▸ DIRECTION 1: Rewrite the entries from the line containing "1000 bbox=[744, 35, 755, 38]" down through the line containing "1 bbox=[931, 30, 942, 34]", replacing "Warmup" with "Warm-up" and leaving everything else unchanged.

▸ EXCERPTED TEXT:
++++++++
The world of Bertrand Bonello’s fifth feature, House of Pleasures, is one where a thousand years of sleep doesn’t seem all that strange: Not many films have ever approached the possibilities afforded by the slippery subjectivity of cinematic time so directly, or with such intelligence. An obvious fact: From the very first cut, the cinema’s project of overcoming time has endured, only varying in the intensity of its discoveries. One finds it no less in the montage of Porter and Griffith, where time was first made to double back to meet the demands of the space of the movie screen, than in the discrete durations of Roberto Rossellini or Max Ophüls, where the triangular relationship between the shot, filmic convention, and the continuity of lived experience was exploited to achieve a sort of synecdochal forgery-representation of time. Bonello’s achievement in House of Pleasures continues the line of inquiry set in motion by Hou Hsiao-hsien’s films of the 1990s, a synthesis of the aforementioned dominant strains that’s then extended by being triangulated itself with our, i.e., each individual member of the audience’s, conception of history.
This world is nominally that of a Parisian brothel, L’Apollonide (the name of Bonello’s childhood home), at the dawn of the 20th century. Outside of two excursions (one in space, the other in time), the film stays within the walls of the brothel, a space that’s both hyper-specific and ambiguous to the point of feeling fluid. On the former, Bonello and his wife-cinematographer Josée Deshaies have spared no effort in detailing its interiors, from the luxurious parlor to the pragmatically sensual rooms to the just plain old pragmatic spaces where the ladies sleep and eat. Despite this internal specificity from room to room, the house as a whole is only vaguely defined, a space defined by proximities and inferences more than any definite relationship.
Time, in Bonello’s montage, works in more or less the same way: Chunks of traditional movie time (i.e., ones which are internally consistent) are arranged indefinitely, occasionally stuttering or repeating, generally sheared away from everything but the most tenuous of temporal through lines. (For example, we can know that the period of time portrayed by the bulk of the film runs from roughly March through Bastille Day of 1900, though that’s complicated by a guest of the brothel who mentions at the Bastille Day finale his displeasure with a ride on the newly opened Paris Metro, which began service five days later, on July 19th, etc.) If this sounds like the sort of thing that’s generally filed away under “dreamlike” and viewed as nothing more than an artful affectation, let me assure you that it’s not. In fact, it’s here, in the intersection of space and time, that House of Pleasures realizes its supreme achievement, the creation of a mode of historical address that works to convey the experience of its subject in its time while maintaining an awareness of its subjunctive relationship to all the histories that will follow it. Put briefly, the film presents us with the tools for a perfect historical record.
++++++++
▸ EXTRACTED DATA:

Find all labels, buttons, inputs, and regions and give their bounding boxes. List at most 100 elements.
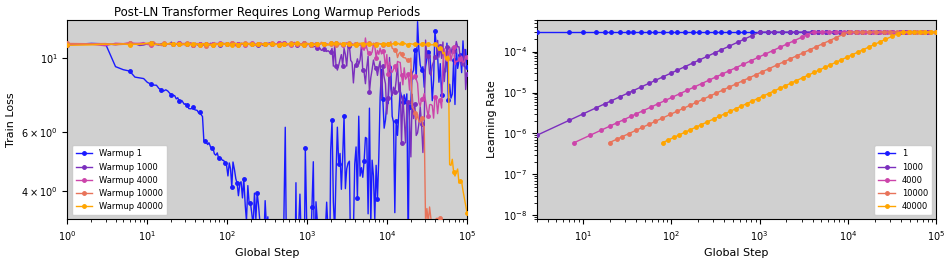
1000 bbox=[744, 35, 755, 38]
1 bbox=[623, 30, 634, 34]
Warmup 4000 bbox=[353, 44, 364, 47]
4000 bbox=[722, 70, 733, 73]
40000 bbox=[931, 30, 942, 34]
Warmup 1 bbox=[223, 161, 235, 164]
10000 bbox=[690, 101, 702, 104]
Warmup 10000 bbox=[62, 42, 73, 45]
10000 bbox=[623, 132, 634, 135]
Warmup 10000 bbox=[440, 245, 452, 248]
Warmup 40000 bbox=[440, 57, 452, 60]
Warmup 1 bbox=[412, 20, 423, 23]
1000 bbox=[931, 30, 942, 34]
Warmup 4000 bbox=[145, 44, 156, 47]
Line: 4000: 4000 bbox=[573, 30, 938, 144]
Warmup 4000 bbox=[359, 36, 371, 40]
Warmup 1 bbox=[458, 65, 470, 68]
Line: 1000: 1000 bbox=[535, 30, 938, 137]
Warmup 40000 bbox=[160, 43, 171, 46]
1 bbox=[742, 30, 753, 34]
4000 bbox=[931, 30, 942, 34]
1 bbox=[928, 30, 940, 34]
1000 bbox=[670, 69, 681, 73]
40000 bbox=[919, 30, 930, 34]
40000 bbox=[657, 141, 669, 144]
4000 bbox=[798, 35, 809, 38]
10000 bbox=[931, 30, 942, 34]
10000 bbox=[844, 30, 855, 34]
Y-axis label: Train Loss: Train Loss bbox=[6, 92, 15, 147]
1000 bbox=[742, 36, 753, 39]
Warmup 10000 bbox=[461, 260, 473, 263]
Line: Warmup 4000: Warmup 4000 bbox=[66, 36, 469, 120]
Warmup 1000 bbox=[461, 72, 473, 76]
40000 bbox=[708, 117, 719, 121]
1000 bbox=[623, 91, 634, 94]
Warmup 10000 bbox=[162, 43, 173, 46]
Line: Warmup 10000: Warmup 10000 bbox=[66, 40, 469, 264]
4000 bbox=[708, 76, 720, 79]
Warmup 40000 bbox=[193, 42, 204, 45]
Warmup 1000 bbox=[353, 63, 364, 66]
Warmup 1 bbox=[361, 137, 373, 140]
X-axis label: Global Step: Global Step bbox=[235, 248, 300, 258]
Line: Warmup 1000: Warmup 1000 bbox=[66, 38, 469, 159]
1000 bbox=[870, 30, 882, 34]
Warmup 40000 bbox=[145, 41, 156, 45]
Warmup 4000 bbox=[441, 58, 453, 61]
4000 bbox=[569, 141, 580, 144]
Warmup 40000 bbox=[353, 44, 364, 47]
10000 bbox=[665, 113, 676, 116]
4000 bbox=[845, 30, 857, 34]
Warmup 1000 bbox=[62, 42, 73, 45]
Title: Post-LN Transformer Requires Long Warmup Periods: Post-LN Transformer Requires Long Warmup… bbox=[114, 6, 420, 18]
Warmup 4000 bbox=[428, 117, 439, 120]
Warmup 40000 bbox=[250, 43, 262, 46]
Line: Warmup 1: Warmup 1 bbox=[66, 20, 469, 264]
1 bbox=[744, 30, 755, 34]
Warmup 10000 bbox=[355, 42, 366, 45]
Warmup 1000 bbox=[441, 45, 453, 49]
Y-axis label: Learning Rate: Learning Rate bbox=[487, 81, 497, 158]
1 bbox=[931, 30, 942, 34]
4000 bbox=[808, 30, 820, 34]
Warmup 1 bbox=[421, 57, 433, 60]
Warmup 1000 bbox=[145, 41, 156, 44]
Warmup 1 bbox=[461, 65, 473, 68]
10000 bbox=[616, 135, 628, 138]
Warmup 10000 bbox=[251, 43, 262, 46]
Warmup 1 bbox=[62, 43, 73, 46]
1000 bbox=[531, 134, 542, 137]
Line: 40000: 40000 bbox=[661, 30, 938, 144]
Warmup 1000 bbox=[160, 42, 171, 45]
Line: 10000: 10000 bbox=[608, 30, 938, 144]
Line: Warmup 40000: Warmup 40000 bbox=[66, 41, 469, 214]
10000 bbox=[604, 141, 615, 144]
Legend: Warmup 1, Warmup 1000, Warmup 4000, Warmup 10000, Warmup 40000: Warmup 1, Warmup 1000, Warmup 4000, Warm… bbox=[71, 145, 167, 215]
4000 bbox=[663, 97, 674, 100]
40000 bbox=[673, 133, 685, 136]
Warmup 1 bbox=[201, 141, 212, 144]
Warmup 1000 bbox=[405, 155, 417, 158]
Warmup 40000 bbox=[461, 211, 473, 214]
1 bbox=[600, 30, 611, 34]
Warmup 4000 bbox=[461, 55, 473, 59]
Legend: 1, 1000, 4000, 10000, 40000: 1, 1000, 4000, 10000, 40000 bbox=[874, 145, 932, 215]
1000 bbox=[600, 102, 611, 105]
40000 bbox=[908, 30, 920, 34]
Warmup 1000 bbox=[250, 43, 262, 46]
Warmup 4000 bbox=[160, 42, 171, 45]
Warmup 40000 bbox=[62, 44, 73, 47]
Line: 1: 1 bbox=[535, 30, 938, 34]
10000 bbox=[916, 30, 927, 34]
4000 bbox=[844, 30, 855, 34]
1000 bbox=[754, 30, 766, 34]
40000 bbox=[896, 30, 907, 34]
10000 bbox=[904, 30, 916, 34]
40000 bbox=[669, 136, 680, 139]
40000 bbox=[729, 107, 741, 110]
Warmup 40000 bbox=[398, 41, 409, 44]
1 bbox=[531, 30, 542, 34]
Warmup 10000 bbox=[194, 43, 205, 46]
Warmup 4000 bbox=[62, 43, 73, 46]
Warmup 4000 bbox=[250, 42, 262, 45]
++++++++
▸ DIRECTION 2:
Answer these questions about the House of Pleasures review:
(a) What is the name of the Parisian brothel where the film is set?
(b) Who is the film's cinematographer?
(c) Roughly what span of time does the bulk of the film portray?

▸ SOLUTION 1:
1000 bbox=[744, 35, 755, 38]
1 bbox=[623, 30, 634, 34]
Warm-up 4000 bbox=[353, 44, 364, 47]
4000 bbox=[722, 70, 733, 73]
40000 bbox=[931, 30, 942, 34]
Warm-up 1 bbox=[223, 161, 235, 164]
10000 bbox=[690, 101, 702, 104]
Warm-up 10000 bbox=[62, 42, 73, 45]
10000 bbox=[623, 132, 634, 135]
Warm-up 10000 bbox=[440, 245, 452, 248]
Warm-up 40000 bbox=[440, 57, 452, 60]
Warm-up 1 bbox=[412, 20, 423, 23]
1000 bbox=[931, 30, 942, 34]
Warm-up 4000 bbox=[145, 44, 156, 47]
Line: 4000: 4000 bbox=[573, 30, 938, 144]
Warm-up 4000 bbox=[359, 36, 371, 40]
Warm-up 1 bbox=[458, 65, 470, 68]
Line: 1000: 1000 bbox=[535, 30, 938, 137]
Warm-up 40000 bbox=[160, 43, 171, 46]
1 bbox=[742, 30, 753, 34]
4000 bbox=[931, 30, 942, 34]
1 bbox=[928, 30, 940, 34]
1000 bbox=[670, 69, 681, 73]
40000 bbox=[919, 30, 930, 34]
40000 bbox=[657, 141, 669, 144]
4000 bbox=[798, 35, 809, 38]
10000 bbox=[931, 30, 942, 34]
10000 bbox=[844, 30, 855, 34]
Y-axis label: Train Loss: Train Loss bbox=[6, 92, 15, 147]
1000 bbox=[742, 36, 753, 39]
Warm-up 10000 bbox=[461, 260, 473, 263]
Line: Warm-up 4000: Warm-up 4000 bbox=[66, 36, 469, 120]
Warm-up 1000 bbox=[461, 72, 473, 76]
40000 bbox=[708, 117, 719, 121]
1000 bbox=[623, 91, 634, 94]
Warm-up 10000 bbox=[162, 43, 173, 46]
Line: Warm-up 10000: Warm-up 10000 bbox=[66, 40, 469, 264]
4000 bbox=[708, 76, 720, 79]
Warm-up 40000 bbox=[193, 42, 204, 45]
Warm-up 1000 bbox=[353, 63, 364, 66]
Warm-up 1 bbox=[361, 137, 373, 140]
X-axis label: Global Step: Global Step bbox=[235, 248, 300, 258]
Line: Warm-up 1000: Warm-up 1000 bbox=[66, 38, 469, 159]
1000 bbox=[870, 30, 882, 34]
Warm-up 40000 bbox=[145, 41, 156, 45]
Warm-up 4000 bbox=[441, 58, 453, 61]
4000 bbox=[569, 141, 580, 144]
Warm-up 40000 bbox=[353, 44, 364, 47]
10000 bbox=[665, 113, 676, 116]
4000 bbox=[845, 30, 857, 34]
Warm-up 1000 bbox=[62, 42, 73, 45]
Title: Post-LN Transformer Requires Long Warm-up Periods: Post-LN Transformer Requires Long Warm-up… bbox=[114, 6, 420, 18]
Warm-up 4000 bbox=[428, 117, 439, 120]
Warm-up 40000 bbox=[250, 43, 262, 46]
Line: Warm-up 1: Warm-up 1 bbox=[66, 20, 469, 264]
1 bbox=[744, 30, 755, 34]
Warm-up 10000 bbox=[355, 42, 366, 45]
Warm-up 1000 bbox=[441, 45, 453, 49]
Y-axis label: Learning Rate: Learning Rate bbox=[487, 81, 497, 158]
1 bbox=[931, 30, 942, 34]

▸ SOLUTION 2:
(a) L'Apollonide
(b) Josée Deshaies, Bonello's wife
(c) Roughly March through Bastille Day of 1900